Check each line of the entries below for the string "Natural" and state how many lines have it, with no other text.

=-=-=

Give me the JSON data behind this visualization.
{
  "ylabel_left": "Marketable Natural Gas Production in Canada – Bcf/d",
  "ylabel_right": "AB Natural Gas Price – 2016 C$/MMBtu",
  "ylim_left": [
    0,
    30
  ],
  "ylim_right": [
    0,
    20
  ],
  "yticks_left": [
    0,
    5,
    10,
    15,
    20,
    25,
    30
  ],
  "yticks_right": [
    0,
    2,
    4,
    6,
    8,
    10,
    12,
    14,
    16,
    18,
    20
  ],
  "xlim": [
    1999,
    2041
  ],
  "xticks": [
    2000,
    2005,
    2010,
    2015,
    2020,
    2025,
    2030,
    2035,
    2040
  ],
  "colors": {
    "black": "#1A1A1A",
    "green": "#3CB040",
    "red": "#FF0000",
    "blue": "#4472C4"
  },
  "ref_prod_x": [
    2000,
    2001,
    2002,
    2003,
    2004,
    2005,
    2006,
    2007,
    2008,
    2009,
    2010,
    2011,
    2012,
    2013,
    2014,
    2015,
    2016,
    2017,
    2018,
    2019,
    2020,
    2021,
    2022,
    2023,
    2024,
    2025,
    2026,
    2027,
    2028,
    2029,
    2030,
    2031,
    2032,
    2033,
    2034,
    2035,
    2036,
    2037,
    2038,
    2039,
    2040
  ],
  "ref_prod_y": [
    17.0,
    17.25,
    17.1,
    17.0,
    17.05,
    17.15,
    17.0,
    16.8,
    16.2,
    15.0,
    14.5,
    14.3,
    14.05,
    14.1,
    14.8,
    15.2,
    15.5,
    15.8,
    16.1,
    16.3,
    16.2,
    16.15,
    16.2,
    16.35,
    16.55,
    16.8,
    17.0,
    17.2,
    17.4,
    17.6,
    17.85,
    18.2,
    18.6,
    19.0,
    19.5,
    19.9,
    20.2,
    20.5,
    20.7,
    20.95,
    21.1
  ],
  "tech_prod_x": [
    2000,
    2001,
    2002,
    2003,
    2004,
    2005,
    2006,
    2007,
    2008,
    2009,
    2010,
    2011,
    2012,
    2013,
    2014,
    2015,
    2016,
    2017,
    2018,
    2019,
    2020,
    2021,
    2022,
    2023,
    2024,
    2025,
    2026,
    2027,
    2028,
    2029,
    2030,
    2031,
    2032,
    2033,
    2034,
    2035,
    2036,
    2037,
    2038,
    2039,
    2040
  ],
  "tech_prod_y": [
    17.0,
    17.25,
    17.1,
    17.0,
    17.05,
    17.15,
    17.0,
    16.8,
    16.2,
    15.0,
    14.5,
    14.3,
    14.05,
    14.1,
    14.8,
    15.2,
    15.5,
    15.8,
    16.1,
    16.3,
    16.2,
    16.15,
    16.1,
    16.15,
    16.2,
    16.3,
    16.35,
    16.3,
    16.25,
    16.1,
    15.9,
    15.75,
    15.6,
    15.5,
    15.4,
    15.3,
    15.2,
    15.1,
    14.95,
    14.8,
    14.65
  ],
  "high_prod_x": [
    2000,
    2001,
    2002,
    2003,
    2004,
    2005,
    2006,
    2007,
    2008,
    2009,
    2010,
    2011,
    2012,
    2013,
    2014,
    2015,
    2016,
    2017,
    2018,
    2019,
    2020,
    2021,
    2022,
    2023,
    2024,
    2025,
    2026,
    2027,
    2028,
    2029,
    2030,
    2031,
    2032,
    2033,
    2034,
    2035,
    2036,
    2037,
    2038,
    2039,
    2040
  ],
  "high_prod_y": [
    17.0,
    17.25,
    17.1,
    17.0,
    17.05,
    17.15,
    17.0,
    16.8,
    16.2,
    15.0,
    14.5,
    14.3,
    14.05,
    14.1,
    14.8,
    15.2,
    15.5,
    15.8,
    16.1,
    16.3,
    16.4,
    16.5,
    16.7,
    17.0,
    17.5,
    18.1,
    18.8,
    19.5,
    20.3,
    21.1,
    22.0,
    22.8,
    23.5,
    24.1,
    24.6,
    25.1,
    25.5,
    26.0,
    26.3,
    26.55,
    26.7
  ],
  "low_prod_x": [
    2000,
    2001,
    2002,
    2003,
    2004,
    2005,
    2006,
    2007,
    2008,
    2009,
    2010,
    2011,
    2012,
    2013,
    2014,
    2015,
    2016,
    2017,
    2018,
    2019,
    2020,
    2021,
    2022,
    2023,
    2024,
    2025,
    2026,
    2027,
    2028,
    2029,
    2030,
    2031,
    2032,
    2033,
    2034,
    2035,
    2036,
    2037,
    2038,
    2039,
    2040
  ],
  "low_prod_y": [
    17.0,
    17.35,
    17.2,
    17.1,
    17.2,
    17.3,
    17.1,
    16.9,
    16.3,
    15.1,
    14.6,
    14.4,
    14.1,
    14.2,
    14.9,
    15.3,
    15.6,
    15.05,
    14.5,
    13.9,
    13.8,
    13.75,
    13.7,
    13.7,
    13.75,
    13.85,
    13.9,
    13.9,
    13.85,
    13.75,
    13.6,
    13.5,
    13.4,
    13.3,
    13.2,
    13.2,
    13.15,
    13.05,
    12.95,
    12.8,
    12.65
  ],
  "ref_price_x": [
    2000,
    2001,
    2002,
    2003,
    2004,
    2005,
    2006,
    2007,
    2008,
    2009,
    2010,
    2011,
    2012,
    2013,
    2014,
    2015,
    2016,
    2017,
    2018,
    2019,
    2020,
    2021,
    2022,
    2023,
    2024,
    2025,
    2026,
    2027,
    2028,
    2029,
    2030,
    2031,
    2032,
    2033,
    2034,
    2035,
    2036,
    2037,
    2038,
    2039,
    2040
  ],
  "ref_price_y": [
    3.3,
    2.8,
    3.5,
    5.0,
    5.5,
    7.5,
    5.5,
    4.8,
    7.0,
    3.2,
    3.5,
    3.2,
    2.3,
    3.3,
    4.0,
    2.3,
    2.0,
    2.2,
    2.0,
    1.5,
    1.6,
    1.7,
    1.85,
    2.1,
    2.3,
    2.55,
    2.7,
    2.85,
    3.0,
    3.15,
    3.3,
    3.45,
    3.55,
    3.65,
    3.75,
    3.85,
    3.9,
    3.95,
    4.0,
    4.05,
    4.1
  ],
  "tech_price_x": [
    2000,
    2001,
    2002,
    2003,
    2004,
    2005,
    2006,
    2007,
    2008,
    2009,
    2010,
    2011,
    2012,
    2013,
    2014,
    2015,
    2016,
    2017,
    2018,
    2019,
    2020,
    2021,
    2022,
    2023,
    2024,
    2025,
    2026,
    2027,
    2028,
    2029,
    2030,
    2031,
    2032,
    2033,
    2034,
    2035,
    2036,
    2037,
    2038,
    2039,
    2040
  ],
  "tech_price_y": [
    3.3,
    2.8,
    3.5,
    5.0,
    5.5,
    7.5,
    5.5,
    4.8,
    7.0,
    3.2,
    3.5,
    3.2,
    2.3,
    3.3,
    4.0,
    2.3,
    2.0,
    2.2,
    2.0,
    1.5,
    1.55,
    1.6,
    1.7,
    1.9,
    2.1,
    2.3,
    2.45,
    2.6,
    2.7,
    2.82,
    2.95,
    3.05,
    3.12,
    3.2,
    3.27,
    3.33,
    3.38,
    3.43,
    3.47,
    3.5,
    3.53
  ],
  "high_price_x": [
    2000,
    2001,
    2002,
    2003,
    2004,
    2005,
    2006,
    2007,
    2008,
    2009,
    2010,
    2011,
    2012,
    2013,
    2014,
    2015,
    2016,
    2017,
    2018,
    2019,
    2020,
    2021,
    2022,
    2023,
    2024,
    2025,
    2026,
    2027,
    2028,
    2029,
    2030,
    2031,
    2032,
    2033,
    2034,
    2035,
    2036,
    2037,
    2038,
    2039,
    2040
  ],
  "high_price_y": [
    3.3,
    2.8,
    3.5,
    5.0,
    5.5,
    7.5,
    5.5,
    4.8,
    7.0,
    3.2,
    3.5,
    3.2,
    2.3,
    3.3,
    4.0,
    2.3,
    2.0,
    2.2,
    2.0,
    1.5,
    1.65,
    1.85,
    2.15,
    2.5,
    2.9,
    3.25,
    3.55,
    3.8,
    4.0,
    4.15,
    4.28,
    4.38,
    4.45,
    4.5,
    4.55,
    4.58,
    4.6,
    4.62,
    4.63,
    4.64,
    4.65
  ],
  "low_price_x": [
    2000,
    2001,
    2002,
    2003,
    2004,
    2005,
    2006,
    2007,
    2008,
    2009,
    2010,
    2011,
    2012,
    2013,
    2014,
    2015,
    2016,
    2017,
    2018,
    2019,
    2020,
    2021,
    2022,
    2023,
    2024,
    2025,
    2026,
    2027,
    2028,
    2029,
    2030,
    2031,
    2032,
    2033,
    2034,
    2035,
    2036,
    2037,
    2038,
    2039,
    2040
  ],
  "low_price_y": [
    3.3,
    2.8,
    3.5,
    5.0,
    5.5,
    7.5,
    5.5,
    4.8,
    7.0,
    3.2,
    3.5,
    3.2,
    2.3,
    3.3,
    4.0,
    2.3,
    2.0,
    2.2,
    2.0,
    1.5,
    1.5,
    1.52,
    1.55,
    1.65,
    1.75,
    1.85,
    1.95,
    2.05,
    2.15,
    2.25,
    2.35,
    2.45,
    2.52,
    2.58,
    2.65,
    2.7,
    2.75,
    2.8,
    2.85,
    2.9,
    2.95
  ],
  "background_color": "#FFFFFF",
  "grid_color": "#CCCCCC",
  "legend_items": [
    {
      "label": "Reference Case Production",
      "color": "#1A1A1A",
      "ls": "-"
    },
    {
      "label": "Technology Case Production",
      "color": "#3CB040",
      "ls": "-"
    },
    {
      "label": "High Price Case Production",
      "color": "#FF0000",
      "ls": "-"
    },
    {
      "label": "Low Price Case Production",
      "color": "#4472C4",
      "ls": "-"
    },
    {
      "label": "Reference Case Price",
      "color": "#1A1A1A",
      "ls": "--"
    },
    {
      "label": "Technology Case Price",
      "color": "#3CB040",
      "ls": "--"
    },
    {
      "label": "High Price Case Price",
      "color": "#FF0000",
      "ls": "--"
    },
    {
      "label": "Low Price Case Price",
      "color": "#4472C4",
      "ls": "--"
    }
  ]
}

=-=-=

__Task solution__
2